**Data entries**
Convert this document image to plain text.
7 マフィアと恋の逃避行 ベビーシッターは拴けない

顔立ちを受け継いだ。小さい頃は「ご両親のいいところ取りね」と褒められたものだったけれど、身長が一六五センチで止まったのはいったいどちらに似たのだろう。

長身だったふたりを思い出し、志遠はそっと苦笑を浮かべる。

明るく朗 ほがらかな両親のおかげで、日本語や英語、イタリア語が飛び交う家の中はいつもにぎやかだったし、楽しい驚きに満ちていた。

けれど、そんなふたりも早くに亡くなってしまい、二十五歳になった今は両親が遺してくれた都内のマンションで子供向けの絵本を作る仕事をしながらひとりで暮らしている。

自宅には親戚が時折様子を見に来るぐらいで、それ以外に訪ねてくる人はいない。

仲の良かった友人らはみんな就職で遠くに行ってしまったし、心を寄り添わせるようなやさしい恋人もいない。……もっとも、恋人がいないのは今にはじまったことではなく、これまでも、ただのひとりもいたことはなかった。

**Problem to work on**
Set down all of the data above, word for word.

**Response to the task**
Convert this document image to plain text.
7 マフィアと恋の逃避行 ベビーシッターは拴けない

顔立ちを受け継いだ。小さい頃は「ご両親のいいところ取りね」と褒められたものだったけれど、身長が一六五センチで止まったのはいったいどちらに似たのだろう。

長身だったふたりを思い出し、志遠はそっと苦笑を浮かべる。

明るく朗 ほがらかな両親のおかげで、日本語や英語、イタリア語が飛び交う家の中はいつもにぎやかだったし、楽しい驚きに満ちていた。

けれど、そんなふたりも早くに亡くなってしまい、二十五歳になった今は両親が遺してくれた都内のマンションで子供向けの絵本を作る仕事をしながらひとりで暮らしている。

自宅には親戚が時折様子を見に来るぐらいで、それ以外に訪ねてくる人はいない。

仲の良かった友人らはみんな就職で遠くに行ってしまったし、心を寄り添わせるようなやさしい恋人もいない。……もっとも、恋人がいないのは今にはじまったことではなく、これまでも、ただのひとりもいたことはなかった。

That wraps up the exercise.